PROBLEM DESCRIPTION — Transcribe all of the material exactly.

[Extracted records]
* BEGIN *
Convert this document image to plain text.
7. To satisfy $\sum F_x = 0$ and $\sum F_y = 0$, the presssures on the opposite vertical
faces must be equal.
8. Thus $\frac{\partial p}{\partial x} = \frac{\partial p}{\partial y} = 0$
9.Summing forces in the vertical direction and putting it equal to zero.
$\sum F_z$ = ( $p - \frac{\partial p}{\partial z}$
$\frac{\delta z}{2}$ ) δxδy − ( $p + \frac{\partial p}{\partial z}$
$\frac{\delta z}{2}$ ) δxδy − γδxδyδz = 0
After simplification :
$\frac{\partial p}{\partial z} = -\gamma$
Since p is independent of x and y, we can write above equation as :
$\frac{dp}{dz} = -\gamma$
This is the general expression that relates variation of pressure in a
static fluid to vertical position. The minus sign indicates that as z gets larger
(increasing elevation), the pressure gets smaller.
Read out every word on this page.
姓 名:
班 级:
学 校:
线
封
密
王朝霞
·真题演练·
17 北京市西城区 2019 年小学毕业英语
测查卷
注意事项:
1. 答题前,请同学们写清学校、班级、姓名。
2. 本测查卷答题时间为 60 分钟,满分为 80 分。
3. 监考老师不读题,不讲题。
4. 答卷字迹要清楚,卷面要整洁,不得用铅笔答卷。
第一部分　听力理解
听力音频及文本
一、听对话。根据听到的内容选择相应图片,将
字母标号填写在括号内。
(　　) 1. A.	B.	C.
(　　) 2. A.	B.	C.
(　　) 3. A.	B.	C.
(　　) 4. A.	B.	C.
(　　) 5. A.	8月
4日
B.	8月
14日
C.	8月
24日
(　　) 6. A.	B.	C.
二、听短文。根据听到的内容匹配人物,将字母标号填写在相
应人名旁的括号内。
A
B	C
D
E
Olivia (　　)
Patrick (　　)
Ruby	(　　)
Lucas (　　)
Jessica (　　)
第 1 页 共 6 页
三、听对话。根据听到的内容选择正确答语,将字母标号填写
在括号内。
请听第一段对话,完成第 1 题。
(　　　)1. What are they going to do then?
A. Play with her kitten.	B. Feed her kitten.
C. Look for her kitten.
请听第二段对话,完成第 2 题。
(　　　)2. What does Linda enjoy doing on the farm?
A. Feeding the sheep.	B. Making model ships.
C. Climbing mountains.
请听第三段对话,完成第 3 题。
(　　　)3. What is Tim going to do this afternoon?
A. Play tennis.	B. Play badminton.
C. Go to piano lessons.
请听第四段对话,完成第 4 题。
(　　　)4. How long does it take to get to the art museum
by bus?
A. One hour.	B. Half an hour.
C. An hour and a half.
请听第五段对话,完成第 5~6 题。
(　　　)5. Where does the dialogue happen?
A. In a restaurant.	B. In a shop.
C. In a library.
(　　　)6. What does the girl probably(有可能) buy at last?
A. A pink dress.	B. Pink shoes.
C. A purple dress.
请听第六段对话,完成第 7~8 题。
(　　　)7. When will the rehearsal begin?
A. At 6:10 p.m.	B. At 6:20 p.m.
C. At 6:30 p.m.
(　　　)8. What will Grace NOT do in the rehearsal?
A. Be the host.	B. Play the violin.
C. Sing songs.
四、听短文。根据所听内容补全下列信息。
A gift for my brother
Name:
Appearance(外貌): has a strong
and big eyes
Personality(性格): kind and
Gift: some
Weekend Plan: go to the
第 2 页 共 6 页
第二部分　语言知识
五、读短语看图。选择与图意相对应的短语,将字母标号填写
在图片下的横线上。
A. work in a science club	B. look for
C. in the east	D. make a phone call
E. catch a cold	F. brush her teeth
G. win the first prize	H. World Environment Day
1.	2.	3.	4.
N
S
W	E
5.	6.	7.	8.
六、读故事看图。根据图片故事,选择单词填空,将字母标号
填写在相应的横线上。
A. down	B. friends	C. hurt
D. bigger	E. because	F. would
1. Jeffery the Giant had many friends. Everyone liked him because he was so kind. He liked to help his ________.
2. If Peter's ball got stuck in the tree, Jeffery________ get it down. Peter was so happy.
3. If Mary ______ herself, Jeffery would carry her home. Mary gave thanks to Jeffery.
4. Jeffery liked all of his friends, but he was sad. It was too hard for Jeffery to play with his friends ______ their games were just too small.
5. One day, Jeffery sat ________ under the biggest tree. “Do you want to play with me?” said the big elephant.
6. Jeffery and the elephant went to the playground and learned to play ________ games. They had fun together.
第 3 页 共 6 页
* END *
WRITTEN REPLY —
Convert this document image to plain text.
7. To satisfy $\sum F_x = 0$ and $\sum F_y = 0$, the presssures on the opposite vertical
faces must be equal.
8. Thus $\frac{\partial p}{\partial x} = \frac{\partial p}{\partial y} = 0$
9.Summing forces in the vertical direction and putting it equal to zero.
$\sum F_z$ = ( $p - \frac{\partial p}{\partial z}$
$\frac{\delta z}{2}$ ) δxδy − ( $p + \frac{\partial p}{\partial z}$
$\frac{\delta z}{2}$ ) δxδy − γδxδyδz = 0
After simplification :
$\frac{\partial p}{\partial z} = -\gamma$
Since p is independent of x and y, we can write above equation as :
$\frac{dp}{dz} = -\gamma$
This is the general expression that relates variation of pressure in a
static fluid to vertical position. The minus sign indicates that as z gets larger
(increasing elevation), the pressure gets smaller.
Read out every word on this page.
姓 名:
班 级:
学 校:
线
封
密
王朝霞
·真题演练·
17 北京市西城区 2019 年小学毕业英语
测查卷
注意事项:
1. 答题前,请同学们写清学校、班级、姓名。
2. 本测查卷答题时间为 60 分钟,满分为 80 分。
3. 监考老师不读题,不讲题。
4. 答卷字迹要清楚,卷面要整洁,不得用铅笔答卷。
第一部分　听力理解
听力音频及文本
一、听对话。根据听到的内容选择相应图片,将
字母标号填写在括号内。
(　　) 1. A.	B.	C.
(　　) 2. A.	B.	C.
(　　) 3. A.	B.	C.
(　　) 4. A.	B.	C.
(　　) 5. A.	8月
4日
B.	8月
14日
C.	8月
24日
(　　) 6. A.	B.	C.
二、听短文。根据听到的内容匹配人物,将字母标号填写在相
应人名旁的括号内。
A
B	C
D
E
Olivia (　　)
Patrick (　　)
Ruby	(　　)
Lucas (　　)
Jessica (　　)
第 1 页 共 6 页
三、听对话。根据听到的内容选择正确答语,将字母标号填写
在括号内。
请听第一段对话,完成第 1 题。
(　　　)1. What are they going to do then?
A. Play with her kitten.	B. Feed her kitten.
C. Look for her kitten.
请听第二段对话,完成第 2 题。
(　　　)2. What does Linda enjoy doing on the farm?
A. Feeding the sheep.	B. Making model ships.
C. Climbing mountains.
请听第三段对话,完成第 3 题。
(　　　)3. What is Tim going to do this afternoon?
A. Play tennis.	B. Play badminton.
C. Go to piano lessons.
请听第四段对话,完成第 4 题。
(　　　)4. How long does it take to get to the art museum
by bus?
A. One hour.	B. Half an hour.
C. An hour and a half.
请听第五段对话,完成第 5~6 题。
(　　　)5. Where does the dialogue happen?
A. In a restaurant.	B. In a shop.
C. In a library.
(　　　)6. What does the girl probably(有可能) buy at last?
A. A pink dress.	B. Pink shoes.
C. A purple dress.
请听第六段对话,完成第 7~8 题。
(　　　)7. When will the rehearsal begin?
A. At 6:10 p.m.	B. At 6:20 p.m.
C. At 6:30 p.m.
(　　　)8. What will Grace NOT do in the rehearsal?
A. Be the host.	B. Play the violin.
C. Sing songs.
四、听短文。根据所听内容补全下列信息。
A gift for my brother
Name:
Appearance(外貌): has a strong
and big eyes
Personality(性格): kind and
Gift: some
Weekend Plan: go to the
第 2 页 共 6 页
第二部分　语言知识
五、读短语看图。选择与图意相对应的短语,将字母标号填写
在图片下的横线上。
A. work in a science club	B. look for
C. in the east	D. make a phone call
E. catch a cold	F. brush her teeth
G. win the first prize	H. World Environment Day
1.	2.	3.	4.
N
S
W	E
5.	6.	7.	8.
六、读故事看图。根据图片故事,选择单词填空,将字母标号
填写在相应的横线上。
A. down	B. friends	C. hurt
D. bigger	E. because	F. would
1. Jeffery the Giant had many friends. Everyone liked him because he was so kind. He liked to help his ________.
2. If Peter's ball got stuck in the tree, Jeffery________ get it down. Peter was so happy.
3. If Mary ______ herself, Jeffery would carry her home. Mary gave thanks to Jeffery.
4. Jeffery liked all of his friends, but he was sad. It was too hard for Jeffery to play with his friends ______ their games were just too small.
5. One day, Jeffery sat ________ under the biggest tree. “Do you want to play with me?” said the big elephant.
6. Jeffery and the elephant went to the playground and learned to play ________ games. They had fun together.
第 3 页 共 6 页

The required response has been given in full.